→ **What is needed**:
Please transcribe the data below exactly. Leave the pictures out.
Start
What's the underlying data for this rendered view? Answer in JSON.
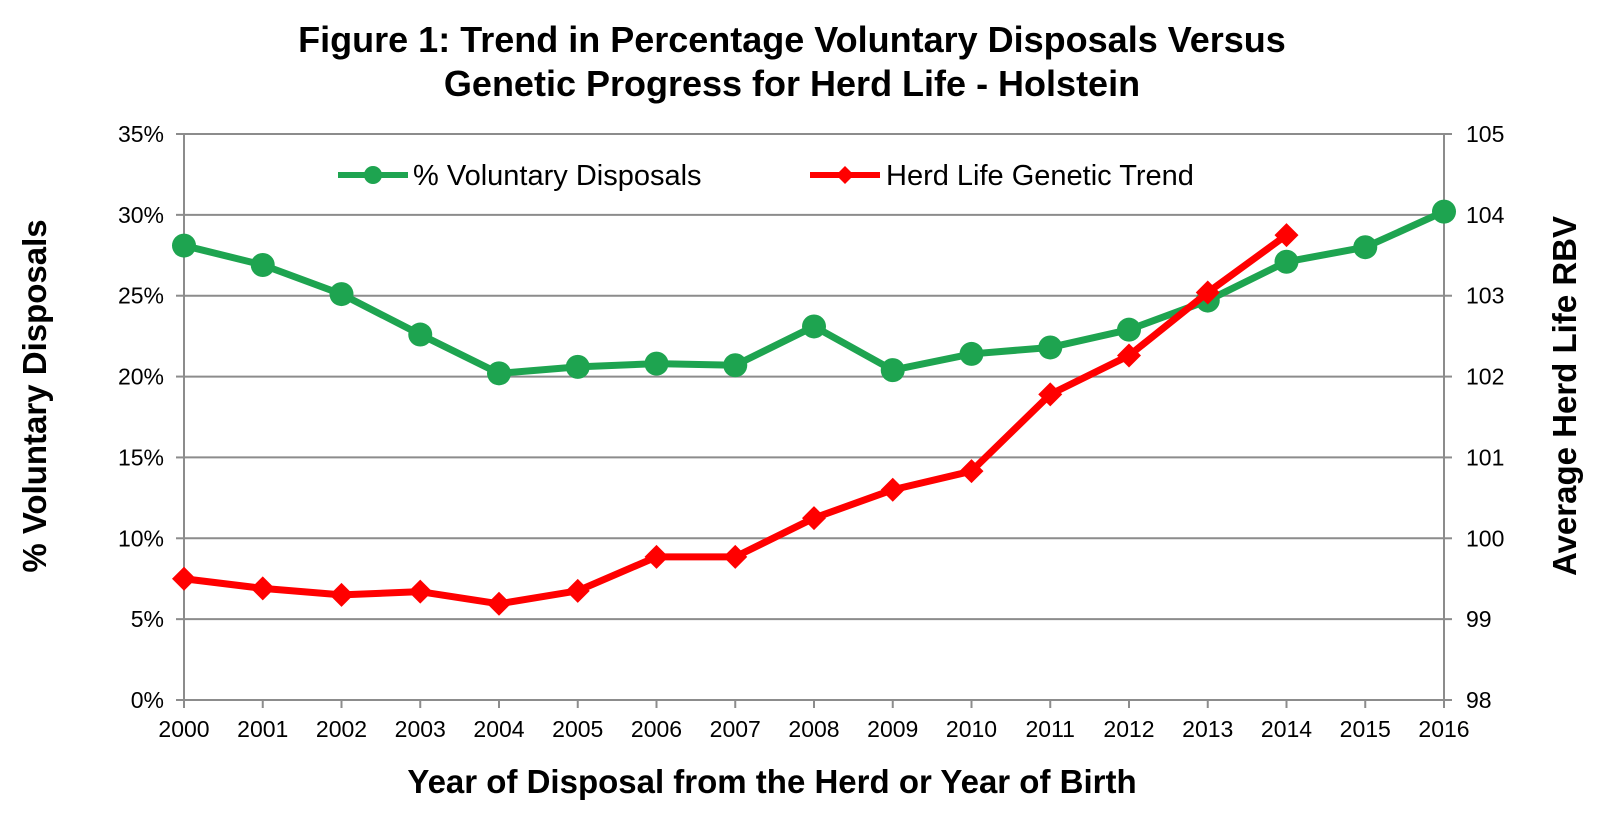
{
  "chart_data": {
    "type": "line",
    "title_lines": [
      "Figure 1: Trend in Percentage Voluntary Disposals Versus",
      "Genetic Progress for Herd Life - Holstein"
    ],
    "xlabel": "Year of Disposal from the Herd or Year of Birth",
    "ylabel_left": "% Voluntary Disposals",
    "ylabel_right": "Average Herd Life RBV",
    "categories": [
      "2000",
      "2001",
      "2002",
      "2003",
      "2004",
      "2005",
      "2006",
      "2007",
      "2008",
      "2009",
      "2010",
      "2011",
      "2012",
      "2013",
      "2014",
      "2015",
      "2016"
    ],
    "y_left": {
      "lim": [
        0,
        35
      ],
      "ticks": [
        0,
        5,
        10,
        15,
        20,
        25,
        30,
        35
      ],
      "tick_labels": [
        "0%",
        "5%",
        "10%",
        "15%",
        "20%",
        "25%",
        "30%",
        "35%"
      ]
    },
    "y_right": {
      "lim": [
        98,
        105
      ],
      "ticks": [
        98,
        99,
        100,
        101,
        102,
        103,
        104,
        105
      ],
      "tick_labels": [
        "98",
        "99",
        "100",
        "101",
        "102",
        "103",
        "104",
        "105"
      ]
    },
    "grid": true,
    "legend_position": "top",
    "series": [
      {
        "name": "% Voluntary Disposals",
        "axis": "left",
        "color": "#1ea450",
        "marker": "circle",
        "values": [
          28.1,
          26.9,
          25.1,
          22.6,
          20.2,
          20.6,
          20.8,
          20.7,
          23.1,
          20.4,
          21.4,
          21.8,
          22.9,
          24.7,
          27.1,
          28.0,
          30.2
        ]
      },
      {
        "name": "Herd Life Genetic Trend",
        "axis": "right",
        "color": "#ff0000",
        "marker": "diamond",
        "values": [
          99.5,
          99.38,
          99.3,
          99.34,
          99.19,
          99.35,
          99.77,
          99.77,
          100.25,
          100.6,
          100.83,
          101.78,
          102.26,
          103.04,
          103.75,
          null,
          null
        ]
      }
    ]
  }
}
End
→ **Written solution**:
What's the underlying data for this rendered view? Answer in JSON.
{
  "chart_data": {
    "type": "line",
    "title_lines": [
      "Figure 1: Trend in Percentage Voluntary Disposals Versus",
      "Genetic Progress for Herd Life - Holstein"
    ],
    "xlabel": "Year of Disposal from the Herd or Year of Birth",
    "ylabel_left": "% Voluntary Disposals",
    "ylabel_right": "Average Herd Life RBV",
    "categories": [
      "2000",
      "2001",
      "2002",
      "2003",
      "2004",
      "2005",
      "2006",
      "2007",
      "2008",
      "2009",
      "2010",
      "2011",
      "2012",
      "2013",
      "2014",
      "2015",
      "2016"
    ],
    "y_left": {
      "lim": [
        0,
        35
      ],
      "ticks": [
        0,
        5,
        10,
        15,
        20,
        25,
        30,
        35
      ],
      "tick_labels": [
        "0%",
        "5%",
        "10%",
        "15%",
        "20%",
        "25%",
        "30%",
        "35%"
      ]
    },
    "y_right": {
      "lim": [
        98,
        105
      ],
      "ticks": [
        98,
        99,
        100,
        101,
        102,
        103,
        104,
        105
      ],
      "tick_labels": [
        "98",
        "99",
        "100",
        "101",
        "102",
        "103",
        "104",
        "105"
      ]
    },
    "grid": true,
    "legend_position": "top",
    "series": [
      {
        "name": "% Voluntary Disposals",
        "axis": "left",
        "color": "#1ea450",
        "marker": "circle",
        "values": [
          28.1,
          26.9,
          25.1,
          22.6,
          20.2,
          20.6,
          20.8,
          20.7,
          23.1,
          20.4,
          21.4,
          21.8,
          22.9,
          24.7,
          27.1,
          28.0,
          30.2
        ]
      },
      {
        "name": "Herd Life Genetic Trend",
        "axis": "right",
        "color": "#ff0000",
        "marker": "diamond",
        "values": [
          99.5,
          99.38,
          99.3,
          99.34,
          99.19,
          99.35,
          99.77,
          99.77,
          100.25,
          100.6,
          100.83,
          101.78,
          102.26,
          103.04,
          103.75,
          null,
          null
        ]
      }
    ]
  }
}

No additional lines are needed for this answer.